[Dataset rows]
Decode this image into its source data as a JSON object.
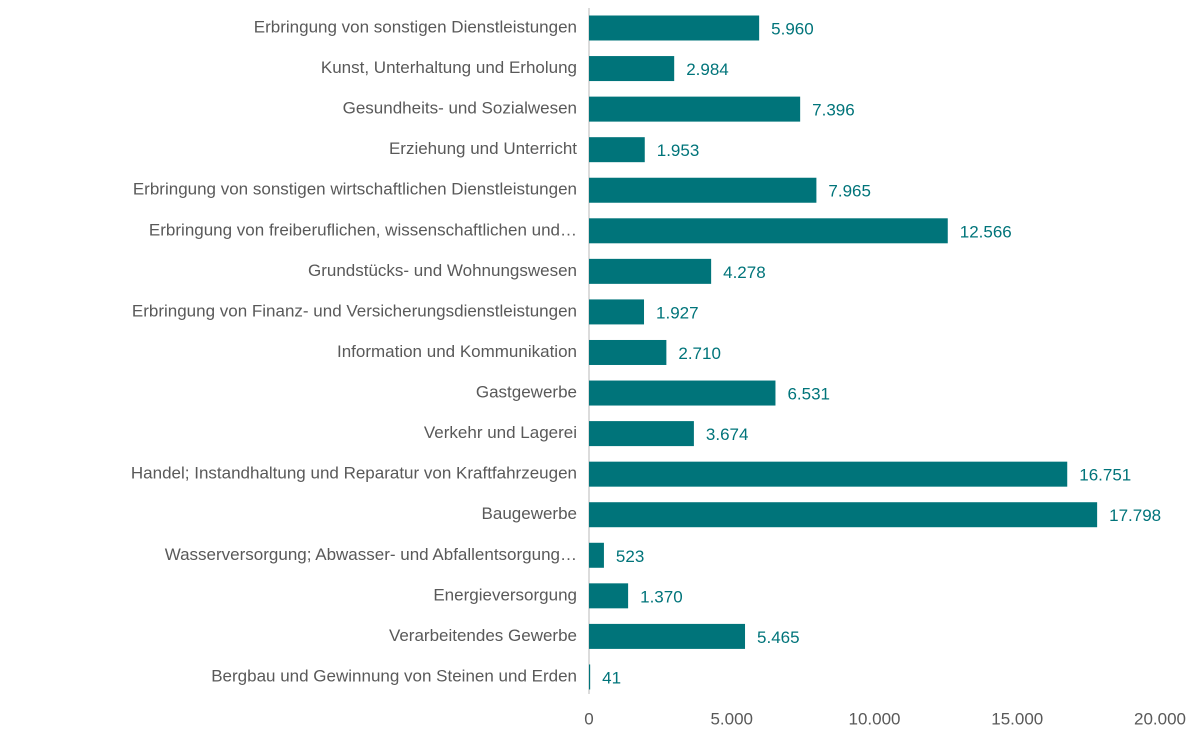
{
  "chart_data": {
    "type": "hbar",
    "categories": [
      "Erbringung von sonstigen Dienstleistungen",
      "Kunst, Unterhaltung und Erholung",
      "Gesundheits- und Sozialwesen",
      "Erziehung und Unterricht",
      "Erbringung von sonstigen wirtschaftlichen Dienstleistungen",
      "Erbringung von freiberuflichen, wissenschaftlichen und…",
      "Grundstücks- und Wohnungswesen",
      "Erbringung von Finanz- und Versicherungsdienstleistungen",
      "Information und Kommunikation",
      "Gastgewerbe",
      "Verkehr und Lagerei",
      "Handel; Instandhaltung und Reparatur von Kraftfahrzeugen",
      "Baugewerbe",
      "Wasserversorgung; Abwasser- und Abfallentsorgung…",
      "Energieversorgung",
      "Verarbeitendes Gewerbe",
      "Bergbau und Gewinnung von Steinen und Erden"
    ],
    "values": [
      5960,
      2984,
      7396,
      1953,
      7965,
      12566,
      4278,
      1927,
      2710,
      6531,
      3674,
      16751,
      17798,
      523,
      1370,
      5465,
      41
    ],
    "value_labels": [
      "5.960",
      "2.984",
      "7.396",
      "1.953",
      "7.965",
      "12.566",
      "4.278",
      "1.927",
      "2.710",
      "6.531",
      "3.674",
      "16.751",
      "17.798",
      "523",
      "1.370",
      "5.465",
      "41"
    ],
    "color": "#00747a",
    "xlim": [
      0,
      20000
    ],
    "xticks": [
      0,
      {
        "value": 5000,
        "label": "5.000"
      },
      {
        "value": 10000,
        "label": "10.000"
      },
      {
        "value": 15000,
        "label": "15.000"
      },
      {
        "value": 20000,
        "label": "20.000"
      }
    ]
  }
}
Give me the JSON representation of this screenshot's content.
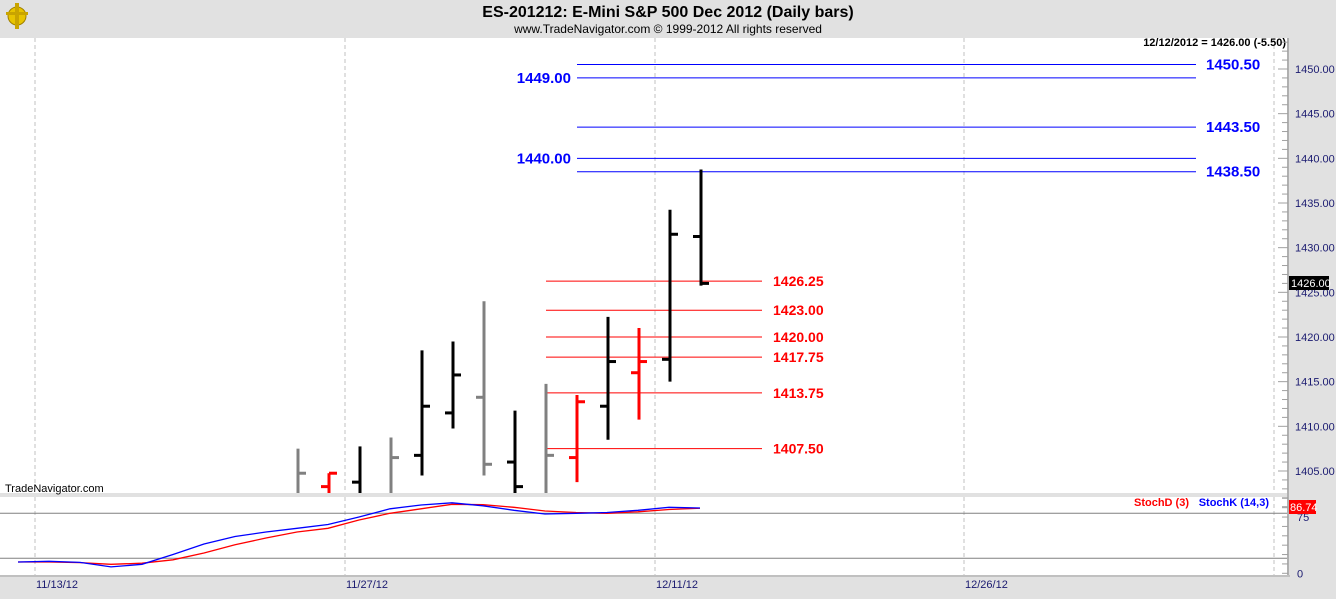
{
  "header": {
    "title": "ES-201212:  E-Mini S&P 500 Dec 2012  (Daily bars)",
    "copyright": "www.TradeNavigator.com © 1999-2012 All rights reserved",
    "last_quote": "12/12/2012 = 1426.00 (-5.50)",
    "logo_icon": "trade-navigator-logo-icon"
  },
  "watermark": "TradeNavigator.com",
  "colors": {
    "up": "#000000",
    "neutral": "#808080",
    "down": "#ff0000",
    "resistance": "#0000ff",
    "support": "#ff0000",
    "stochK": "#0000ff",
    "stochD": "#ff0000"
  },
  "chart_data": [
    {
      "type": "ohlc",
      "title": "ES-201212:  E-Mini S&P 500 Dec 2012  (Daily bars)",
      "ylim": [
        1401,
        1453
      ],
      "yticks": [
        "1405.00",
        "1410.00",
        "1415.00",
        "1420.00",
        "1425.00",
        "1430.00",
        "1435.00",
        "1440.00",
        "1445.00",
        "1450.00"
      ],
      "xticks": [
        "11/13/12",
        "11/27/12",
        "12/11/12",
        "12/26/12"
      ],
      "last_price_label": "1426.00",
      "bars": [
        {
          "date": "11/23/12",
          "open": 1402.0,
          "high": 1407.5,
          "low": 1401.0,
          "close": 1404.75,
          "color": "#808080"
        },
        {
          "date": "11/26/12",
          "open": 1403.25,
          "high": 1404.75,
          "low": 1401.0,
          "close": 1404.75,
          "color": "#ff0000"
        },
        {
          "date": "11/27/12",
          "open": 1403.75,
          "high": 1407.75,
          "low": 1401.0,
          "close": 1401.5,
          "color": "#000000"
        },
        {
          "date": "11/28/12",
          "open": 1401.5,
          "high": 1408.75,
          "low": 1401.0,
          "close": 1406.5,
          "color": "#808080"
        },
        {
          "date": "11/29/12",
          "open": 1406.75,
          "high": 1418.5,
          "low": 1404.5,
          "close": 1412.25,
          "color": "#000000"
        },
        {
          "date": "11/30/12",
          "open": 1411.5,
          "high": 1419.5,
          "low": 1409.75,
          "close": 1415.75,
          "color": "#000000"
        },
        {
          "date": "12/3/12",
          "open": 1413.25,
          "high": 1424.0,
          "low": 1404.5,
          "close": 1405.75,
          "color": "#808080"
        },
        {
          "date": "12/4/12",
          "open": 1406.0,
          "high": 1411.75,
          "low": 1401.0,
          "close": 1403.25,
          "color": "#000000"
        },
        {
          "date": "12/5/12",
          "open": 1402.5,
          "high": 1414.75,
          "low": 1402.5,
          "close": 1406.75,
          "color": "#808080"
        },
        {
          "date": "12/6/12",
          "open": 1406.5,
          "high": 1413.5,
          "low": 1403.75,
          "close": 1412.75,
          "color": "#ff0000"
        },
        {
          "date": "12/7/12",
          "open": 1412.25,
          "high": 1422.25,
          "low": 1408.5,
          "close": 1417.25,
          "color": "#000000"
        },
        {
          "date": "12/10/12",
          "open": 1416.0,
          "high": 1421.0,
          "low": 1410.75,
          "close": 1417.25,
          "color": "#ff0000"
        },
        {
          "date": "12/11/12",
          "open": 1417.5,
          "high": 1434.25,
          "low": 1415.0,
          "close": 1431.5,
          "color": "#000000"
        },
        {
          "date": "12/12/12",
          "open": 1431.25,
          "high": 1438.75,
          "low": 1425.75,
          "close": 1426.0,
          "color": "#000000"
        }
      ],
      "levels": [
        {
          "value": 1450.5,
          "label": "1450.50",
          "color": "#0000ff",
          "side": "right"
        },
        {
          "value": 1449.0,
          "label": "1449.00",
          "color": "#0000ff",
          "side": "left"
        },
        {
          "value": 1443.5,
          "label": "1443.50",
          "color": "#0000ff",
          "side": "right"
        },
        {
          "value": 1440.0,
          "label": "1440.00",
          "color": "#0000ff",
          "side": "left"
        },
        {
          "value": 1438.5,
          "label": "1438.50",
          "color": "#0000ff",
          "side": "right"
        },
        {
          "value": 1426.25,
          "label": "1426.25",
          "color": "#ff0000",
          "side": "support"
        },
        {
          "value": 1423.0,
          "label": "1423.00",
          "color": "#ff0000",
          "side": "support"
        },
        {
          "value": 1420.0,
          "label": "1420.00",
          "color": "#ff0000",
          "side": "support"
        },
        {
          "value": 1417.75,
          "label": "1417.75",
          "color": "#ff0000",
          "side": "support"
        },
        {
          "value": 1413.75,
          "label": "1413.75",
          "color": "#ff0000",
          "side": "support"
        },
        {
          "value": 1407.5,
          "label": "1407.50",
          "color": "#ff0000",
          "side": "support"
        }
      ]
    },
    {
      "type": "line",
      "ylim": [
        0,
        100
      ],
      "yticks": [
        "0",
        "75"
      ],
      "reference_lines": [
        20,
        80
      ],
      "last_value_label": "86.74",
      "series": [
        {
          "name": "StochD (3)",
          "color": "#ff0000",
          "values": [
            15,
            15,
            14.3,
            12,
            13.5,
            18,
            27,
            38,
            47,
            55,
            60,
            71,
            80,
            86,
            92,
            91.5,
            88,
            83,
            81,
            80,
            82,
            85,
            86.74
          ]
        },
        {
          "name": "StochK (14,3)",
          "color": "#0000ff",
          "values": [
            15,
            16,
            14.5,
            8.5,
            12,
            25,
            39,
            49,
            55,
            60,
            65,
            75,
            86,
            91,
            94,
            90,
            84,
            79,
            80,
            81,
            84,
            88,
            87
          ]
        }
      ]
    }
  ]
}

-- Exercise task --
Retype the entries word for word. Omit any images.

-- Exercise solution --
Decode this image into its source data as a JSON object.
{
  "chart_data": {
    "type": "hbar",
    "categories": [
      "Erbringung von sonstigen Dienstleistungen",
      "Kunst, Unterhaltung und Erholung",
      "Gesundheits- und Sozialwesen",
      "Erziehung und Unterricht",
      "Erbringung von sonstigen wirtschaftlichen Dienstleistungen",
      "Erbringung von freiberuflichen, wissenschaftlichen und…",
      "Grundstücks- und Wohnungswesen",
      "Erbringung von Finanz- und Versicherungsdienstleistungen",
      "Information und Kommunikation",
      "Gastgewerbe",
      "Verkehr und Lagerei",
      "Handel; Instandhaltung und Reparatur von Kraftfahrzeugen",
      "Baugewerbe",
      "Wasserversorgung; Abwasser- und Abfallentsorgung…",
      "Energieversorgung",
      "Verarbeitendes Gewerbe",
      "Bergbau und Gewinnung von Steinen und Erden"
    ],
    "values": [
      5960,
      2984,
      7396,
      1953,
      7965,
      12566,
      4278,
      1927,
      2710,
      6531,
      3674,
      16751,
      17798,
      523,
      1370,
      5465,
      41
    ],
    "value_labels": [
      "5.960",
      "2.984",
      "7.396",
      "1.953",
      "7.965",
      "12.566",
      "4.278",
      "1.927",
      "2.710",
      "6.531",
      "3.674",
      "16.751",
      "17.798",
      "523",
      "1.370",
      "5.465",
      "41"
    ],
    "color": "#00747a",
    "xlim": [
      0,
      20000
    ],
    "xticks": [
      0,
      {
        "value": 5000,
        "label": "5.000"
      },
      {
        "value": 10000,
        "label": "10.000"
      },
      {
        "value": 15000,
        "label": "15.000"
      },
      {
        "value": 20000,
        "label": "20.000"
      }
    ]
  }
}
Give me the JSON representation of this screenshot's content.
{
  "header": {
    "title": "ES-201212:  E-Mini S&P 500 Dec 2012  (Daily bars)",
    "copyright": "www.TradeNavigator.com © 1999-2012 All rights reserved",
    "last_quote": "12/12/2012 = 1426.00 (-5.50)",
    "logo_icon": "trade-navigator-logo-icon"
  },
  "watermark": "TradeNavigator.com",
  "colors": {
    "up": "#000000",
    "neutral": "#808080",
    "down": "#ff0000",
    "resistance": "#0000ff",
    "support": "#ff0000",
    "stochK": "#0000ff",
    "stochD": "#ff0000"
  },
  "chart_data": [
    {
      "type": "ohlc",
      "title": "ES-201212:  E-Mini S&P 500 Dec 2012  (Daily bars)",
      "ylim": [
        1401,
        1453
      ],
      "yticks": [
        "1405.00",
        "1410.00",
        "1415.00",
        "1420.00",
        "1425.00",
        "1430.00",
        "1435.00",
        "1440.00",
        "1445.00",
        "1450.00"
      ],
      "xticks": [
        "11/13/12",
        "11/27/12",
        "12/11/12",
        "12/26/12"
      ],
      "last_price_label": "1426.00",
      "bars": [
        {
          "date": "11/23/12",
          "open": 1402.0,
          "high": 1407.5,
          "low": 1401.0,
          "close": 1404.75,
          "color": "#808080"
        },
        {
          "date": "11/26/12",
          "open": 1403.25,
          "high": 1404.75,
          "low": 1401.0,
          "close": 1404.75,
          "color": "#ff0000"
        },
        {
          "date": "11/27/12",
          "open": 1403.75,
          "high": 1407.75,
          "low": 1401.0,
          "close": 1401.5,
          "color": "#000000"
        },
        {
          "date": "11/28/12",
          "open": 1401.5,
          "high": 1408.75,
          "low": 1401.0,
          "close": 1406.5,
          "color": "#808080"
        },
        {
          "date": "11/29/12",
          "open": 1406.75,
          "high": 1418.5,
          "low": 1404.5,
          "close": 1412.25,
          "color": "#000000"
        },
        {
          "date": "11/30/12",
          "open": 1411.5,
          "high": 1419.5,
          "low": 1409.75,
          "close": 1415.75,
          "color": "#000000"
        },
        {
          "date": "12/3/12",
          "open": 1413.25,
          "high": 1424.0,
          "low": 1404.5,
          "close": 1405.75,
          "color": "#808080"
        },
        {
          "date": "12/4/12",
          "open": 1406.0,
          "high": 1411.75,
          "low": 1401.0,
          "close": 1403.25,
          "color": "#000000"
        },
        {
          "date": "12/5/12",
          "open": 1402.5,
          "high": 1414.75,
          "low": 1402.5,
          "close": 1406.75,
          "color": "#808080"
        },
        {
          "date": "12/6/12",
          "open": 1406.5,
          "high": 1413.5,
          "low": 1403.75,
          "close": 1412.75,
          "color": "#ff0000"
        },
        {
          "date": "12/7/12",
          "open": 1412.25,
          "high": 1422.25,
          "low": 1408.5,
          "close": 1417.25,
          "color": "#000000"
        },
        {
          "date": "12/10/12",
          "open": 1416.0,
          "high": 1421.0,
          "low": 1410.75,
          "close": 1417.25,
          "color": "#ff0000"
        },
        {
          "date": "12/11/12",
          "open": 1417.5,
          "high": 1434.25,
          "low": 1415.0,
          "close": 1431.5,
          "color": "#000000"
        },
        {
          "date": "12/12/12",
          "open": 1431.25,
          "high": 1438.75,
          "low": 1425.75,
          "close": 1426.0,
          "color": "#000000"
        }
      ],
      "levels": [
        {
          "value": 1450.5,
          "label": "1450.50",
          "color": "#0000ff",
          "side": "right"
        },
        {
          "value": 1449.0,
          "label": "1449.00",
          "color": "#0000ff",
          "side": "left"
        },
        {
          "value": 1443.5,
          "label": "1443.50",
          "color": "#0000ff",
          "side": "right"
        },
        {
          "value": 1440.0,
          "label": "1440.00",
          "color": "#0000ff",
          "side": "left"
        },
        {
          "value": 1438.5,
          "label": "1438.50",
          "color": "#0000ff",
          "side": "right"
        },
        {
          "value": 1426.25,
          "label": "1426.25",
          "color": "#ff0000",
          "side": "support"
        },
        {
          "value": 1423.0,
          "label": "1423.00",
          "color": "#ff0000",
          "side": "support"
        },
        {
          "value": 1420.0,
          "label": "1420.00",
          "color": "#ff0000",
          "side": "support"
        },
        {
          "value": 1417.75,
          "label": "1417.75",
          "color": "#ff0000",
          "side": "support"
        },
        {
          "value": 1413.75,
          "label": "1413.75",
          "color": "#ff0000",
          "side": "support"
        },
        {
          "value": 1407.5,
          "label": "1407.50",
          "color": "#ff0000",
          "side": "support"
        }
      ]
    },
    {
      "type": "line",
      "ylim": [
        0,
        100
      ],
      "yticks": [
        "0",
        "75"
      ],
      "reference_lines": [
        20,
        80
      ],
      "last_value_label": "86.74",
      "series": [
        {
          "name": "StochD (3)",
          "color": "#ff0000",
          "values": [
            15,
            15,
            14.3,
            12,
            13.5,
            18,
            27,
            38,
            47,
            55,
            60,
            71,
            80,
            86,
            92,
            91.5,
            88,
            83,
            81,
            80,
            82,
            85,
            86.74
          ]
        },
        {
          "name": "StochK (14,3)",
          "color": "#0000ff",
          "values": [
            15,
            16,
            14.5,
            8.5,
            12,
            25,
            39,
            49,
            55,
            60,
            65,
            75,
            86,
            91,
            94,
            90,
            84,
            79,
            80,
            81,
            84,
            88,
            87
          ]
        }
      ]
    }
  ]
}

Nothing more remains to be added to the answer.